■ DATA LINES ■
- - -

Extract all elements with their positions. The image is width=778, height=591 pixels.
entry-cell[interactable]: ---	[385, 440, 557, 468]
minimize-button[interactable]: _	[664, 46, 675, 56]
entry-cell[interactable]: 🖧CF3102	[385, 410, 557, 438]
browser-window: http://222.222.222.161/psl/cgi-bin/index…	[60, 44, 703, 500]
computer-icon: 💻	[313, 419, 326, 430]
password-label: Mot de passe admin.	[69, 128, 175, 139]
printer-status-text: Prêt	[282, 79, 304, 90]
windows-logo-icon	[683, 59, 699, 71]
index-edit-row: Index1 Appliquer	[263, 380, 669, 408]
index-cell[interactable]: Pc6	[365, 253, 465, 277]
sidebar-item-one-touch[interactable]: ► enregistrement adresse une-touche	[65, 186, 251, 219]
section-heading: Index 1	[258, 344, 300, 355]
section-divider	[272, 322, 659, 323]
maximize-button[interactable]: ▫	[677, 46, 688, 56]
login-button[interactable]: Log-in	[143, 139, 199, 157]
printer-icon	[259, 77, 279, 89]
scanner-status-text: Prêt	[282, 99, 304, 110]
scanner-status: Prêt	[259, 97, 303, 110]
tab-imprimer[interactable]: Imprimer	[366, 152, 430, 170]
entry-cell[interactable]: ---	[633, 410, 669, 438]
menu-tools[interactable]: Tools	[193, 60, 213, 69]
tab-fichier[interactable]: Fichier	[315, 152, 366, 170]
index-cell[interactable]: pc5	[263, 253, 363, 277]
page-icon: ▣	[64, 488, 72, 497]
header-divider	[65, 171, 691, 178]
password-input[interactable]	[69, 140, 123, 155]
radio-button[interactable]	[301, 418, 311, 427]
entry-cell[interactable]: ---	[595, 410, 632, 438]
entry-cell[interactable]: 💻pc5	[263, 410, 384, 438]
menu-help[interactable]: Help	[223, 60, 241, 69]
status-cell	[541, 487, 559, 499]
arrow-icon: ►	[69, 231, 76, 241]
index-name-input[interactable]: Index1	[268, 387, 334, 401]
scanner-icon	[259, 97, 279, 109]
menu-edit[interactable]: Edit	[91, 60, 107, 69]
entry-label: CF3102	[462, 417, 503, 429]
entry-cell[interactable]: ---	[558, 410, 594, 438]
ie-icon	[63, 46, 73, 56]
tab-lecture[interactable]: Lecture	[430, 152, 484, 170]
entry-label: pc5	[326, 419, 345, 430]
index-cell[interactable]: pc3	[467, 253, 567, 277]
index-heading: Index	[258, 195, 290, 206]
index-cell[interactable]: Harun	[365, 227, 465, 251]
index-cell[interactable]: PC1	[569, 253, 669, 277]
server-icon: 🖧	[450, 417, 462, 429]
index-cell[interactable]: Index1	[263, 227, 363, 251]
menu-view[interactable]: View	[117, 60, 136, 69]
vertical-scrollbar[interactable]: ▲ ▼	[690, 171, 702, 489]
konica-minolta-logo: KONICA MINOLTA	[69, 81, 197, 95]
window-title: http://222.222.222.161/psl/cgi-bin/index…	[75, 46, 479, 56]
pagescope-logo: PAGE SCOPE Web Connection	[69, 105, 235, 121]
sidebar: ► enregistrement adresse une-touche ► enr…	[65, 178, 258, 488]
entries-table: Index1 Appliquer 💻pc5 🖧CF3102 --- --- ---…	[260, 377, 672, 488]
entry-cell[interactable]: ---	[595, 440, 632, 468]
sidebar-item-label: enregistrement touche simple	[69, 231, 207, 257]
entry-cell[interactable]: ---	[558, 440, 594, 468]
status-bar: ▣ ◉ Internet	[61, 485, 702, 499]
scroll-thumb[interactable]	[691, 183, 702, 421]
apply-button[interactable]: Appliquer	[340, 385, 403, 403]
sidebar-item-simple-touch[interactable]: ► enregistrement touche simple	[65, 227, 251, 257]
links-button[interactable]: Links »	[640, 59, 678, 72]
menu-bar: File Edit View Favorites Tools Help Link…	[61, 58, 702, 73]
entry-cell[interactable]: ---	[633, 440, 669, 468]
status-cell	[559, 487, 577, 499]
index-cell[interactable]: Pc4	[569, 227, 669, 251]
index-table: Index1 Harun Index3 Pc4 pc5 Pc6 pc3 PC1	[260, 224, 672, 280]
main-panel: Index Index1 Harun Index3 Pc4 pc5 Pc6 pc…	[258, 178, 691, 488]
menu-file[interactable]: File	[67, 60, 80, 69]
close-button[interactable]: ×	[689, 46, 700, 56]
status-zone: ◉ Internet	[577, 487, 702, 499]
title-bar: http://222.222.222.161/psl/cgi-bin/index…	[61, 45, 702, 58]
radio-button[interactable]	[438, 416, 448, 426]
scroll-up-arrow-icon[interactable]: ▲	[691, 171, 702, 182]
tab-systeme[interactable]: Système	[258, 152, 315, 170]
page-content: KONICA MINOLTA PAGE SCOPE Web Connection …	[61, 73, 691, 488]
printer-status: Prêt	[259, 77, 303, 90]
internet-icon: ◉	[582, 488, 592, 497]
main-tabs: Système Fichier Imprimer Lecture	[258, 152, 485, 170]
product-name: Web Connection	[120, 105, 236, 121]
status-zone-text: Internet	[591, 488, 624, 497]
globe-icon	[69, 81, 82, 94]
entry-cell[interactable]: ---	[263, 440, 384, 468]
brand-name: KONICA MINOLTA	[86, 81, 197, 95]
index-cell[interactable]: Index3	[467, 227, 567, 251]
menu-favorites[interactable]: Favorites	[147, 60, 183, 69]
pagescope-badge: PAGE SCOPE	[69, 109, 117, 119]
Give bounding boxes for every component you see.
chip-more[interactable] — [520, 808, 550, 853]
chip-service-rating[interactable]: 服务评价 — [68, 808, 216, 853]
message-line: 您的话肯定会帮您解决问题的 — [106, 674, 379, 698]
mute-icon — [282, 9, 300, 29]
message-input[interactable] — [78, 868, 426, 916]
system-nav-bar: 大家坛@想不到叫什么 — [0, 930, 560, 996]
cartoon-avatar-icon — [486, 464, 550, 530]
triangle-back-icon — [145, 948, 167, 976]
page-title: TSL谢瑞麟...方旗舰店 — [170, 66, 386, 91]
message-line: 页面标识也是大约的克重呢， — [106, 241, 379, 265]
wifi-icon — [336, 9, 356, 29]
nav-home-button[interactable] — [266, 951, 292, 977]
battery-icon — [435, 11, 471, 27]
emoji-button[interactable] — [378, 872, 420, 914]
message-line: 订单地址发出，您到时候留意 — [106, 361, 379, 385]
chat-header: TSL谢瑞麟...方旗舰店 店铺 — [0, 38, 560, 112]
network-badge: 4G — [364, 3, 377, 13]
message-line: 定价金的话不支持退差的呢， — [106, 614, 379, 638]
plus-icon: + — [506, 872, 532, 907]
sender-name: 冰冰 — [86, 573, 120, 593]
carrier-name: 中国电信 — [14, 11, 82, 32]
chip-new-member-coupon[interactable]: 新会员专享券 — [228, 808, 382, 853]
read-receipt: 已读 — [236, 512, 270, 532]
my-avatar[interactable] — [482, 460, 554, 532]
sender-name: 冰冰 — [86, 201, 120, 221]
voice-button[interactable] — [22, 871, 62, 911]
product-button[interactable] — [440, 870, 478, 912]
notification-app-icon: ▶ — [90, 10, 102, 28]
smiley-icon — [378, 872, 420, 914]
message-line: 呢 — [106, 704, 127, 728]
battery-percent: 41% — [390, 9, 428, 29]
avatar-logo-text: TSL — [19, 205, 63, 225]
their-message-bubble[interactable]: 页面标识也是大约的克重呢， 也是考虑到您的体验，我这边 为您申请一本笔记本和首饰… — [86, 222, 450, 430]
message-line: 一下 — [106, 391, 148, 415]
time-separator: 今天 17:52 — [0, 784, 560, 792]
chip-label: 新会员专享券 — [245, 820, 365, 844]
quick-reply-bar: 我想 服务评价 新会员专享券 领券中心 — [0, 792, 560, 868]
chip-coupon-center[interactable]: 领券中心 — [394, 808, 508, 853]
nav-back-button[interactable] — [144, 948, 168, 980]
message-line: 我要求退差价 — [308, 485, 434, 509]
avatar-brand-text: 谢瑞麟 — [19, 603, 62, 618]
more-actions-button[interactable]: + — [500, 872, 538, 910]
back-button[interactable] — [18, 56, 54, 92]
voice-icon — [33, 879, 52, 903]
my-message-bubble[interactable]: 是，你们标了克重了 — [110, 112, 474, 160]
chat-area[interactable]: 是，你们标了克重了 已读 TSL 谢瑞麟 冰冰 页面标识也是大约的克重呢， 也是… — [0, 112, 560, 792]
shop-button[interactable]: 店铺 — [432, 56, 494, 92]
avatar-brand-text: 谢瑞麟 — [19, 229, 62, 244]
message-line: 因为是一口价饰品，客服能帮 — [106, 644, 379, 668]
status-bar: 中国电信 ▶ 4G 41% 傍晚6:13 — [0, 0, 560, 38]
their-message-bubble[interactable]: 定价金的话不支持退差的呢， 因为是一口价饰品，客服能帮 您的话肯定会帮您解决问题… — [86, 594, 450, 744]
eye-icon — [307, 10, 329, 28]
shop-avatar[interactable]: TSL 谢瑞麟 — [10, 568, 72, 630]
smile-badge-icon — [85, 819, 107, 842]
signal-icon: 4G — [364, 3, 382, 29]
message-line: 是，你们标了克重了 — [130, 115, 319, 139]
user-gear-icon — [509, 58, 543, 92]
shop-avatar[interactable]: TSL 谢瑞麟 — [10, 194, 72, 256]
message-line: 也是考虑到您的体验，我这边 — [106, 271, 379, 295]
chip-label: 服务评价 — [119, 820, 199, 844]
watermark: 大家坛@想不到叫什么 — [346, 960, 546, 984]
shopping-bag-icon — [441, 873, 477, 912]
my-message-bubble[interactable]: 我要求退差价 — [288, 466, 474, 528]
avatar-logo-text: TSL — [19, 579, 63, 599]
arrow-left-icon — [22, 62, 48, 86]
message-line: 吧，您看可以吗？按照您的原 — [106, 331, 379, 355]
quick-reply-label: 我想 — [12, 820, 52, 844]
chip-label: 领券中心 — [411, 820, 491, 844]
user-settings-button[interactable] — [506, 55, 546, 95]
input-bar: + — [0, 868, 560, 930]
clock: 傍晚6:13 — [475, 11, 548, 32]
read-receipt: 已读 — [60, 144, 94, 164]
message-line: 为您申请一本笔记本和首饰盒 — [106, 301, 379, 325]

- - -

■ WHAT YOU SHOULD DO ■
From the first line of the items through the line containing "59, 699, 71]", write the lines out again, changing "entry-cell" to "field-cell" and leaving everything else as it is.

■ COMPLETED TASK ■
Extract all elements with their positions. The image is width=778, height=591 pixels.
field-cell[interactable]: ---	[385, 440, 557, 468]
minimize-button[interactable]: _	[664, 46, 675, 56]
field-cell[interactable]: 🖧CF3102	[385, 410, 557, 438]
browser-window: http://222.222.222.161/psl/cgi-bin/index…	[60, 44, 703, 500]
computer-icon: 💻	[313, 419, 326, 430]
password-label: Mot de passe admin.	[69, 128, 175, 139]
printer-status-text: Prêt	[282, 79, 304, 90]
windows-logo-icon	[683, 59, 699, 71]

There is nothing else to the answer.